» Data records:

* * * * * * *

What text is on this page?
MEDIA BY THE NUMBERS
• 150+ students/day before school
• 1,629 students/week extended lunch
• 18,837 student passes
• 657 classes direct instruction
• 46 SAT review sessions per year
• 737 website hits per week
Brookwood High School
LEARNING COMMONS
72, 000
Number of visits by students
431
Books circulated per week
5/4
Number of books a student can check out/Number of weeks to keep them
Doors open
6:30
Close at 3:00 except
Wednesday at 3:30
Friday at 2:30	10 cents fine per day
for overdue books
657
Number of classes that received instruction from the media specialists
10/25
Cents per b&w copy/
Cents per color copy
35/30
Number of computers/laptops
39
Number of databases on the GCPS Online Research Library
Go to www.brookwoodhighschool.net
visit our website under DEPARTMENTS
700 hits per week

* * * * * * *

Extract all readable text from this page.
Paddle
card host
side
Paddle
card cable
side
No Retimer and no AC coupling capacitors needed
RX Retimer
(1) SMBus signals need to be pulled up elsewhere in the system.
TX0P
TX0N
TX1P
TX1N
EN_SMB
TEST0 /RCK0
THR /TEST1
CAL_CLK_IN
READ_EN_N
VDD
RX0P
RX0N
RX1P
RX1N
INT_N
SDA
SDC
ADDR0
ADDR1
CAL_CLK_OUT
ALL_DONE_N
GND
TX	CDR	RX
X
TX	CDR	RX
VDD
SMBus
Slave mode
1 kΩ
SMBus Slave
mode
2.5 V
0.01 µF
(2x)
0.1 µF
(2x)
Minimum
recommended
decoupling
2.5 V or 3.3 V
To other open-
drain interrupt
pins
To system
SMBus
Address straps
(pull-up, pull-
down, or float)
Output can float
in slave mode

* * * * * * *

» THE EXERCISE:
Looking at the entries above, state how many lines contain "instruction"; give the number alone.

» THE REPLY:
2